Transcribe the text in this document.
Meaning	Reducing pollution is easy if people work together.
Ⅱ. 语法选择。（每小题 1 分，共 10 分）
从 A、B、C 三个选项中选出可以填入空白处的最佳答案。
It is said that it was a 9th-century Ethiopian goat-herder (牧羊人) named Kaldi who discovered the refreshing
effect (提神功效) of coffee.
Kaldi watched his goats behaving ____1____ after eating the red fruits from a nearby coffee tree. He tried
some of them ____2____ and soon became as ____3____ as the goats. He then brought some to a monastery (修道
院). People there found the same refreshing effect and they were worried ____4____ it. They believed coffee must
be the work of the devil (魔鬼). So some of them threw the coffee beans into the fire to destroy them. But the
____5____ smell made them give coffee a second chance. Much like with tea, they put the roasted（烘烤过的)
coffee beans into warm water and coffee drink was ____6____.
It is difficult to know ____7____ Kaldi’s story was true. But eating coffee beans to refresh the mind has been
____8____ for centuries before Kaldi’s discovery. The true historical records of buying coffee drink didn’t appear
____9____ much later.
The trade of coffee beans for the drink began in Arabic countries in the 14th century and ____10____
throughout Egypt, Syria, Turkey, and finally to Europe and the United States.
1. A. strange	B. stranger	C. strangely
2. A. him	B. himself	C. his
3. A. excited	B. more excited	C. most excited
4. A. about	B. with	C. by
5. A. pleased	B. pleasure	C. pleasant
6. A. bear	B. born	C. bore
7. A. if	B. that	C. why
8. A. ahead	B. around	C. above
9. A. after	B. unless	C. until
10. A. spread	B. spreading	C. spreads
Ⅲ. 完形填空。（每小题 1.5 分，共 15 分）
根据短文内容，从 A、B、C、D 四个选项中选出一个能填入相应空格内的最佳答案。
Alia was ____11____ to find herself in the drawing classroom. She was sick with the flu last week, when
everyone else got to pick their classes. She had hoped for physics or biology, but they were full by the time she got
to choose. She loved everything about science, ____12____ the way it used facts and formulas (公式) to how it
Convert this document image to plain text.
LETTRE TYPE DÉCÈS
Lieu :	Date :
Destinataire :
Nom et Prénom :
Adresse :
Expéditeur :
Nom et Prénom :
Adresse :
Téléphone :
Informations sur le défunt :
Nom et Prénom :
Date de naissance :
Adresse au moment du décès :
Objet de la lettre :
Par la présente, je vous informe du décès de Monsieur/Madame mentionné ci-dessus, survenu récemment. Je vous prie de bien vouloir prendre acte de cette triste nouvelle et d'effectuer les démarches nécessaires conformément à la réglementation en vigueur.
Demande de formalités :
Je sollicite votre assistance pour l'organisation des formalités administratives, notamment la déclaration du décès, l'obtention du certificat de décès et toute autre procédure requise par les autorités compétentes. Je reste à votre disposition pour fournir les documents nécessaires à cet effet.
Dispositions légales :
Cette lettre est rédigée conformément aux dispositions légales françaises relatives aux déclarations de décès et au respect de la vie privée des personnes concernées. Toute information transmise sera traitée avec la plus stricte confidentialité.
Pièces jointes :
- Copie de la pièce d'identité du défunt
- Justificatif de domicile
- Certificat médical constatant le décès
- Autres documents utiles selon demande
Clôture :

* [Task prompt] Search the records for the word "goats", then list every line that has it.

* [Output]
Kaldi watched his goats behaving ____1____ after eating the red fruits from a nearby coffee tree. He tried
some of them ____2____ and soon became as ____3____ as the goats. He then brought some to a monastery (修道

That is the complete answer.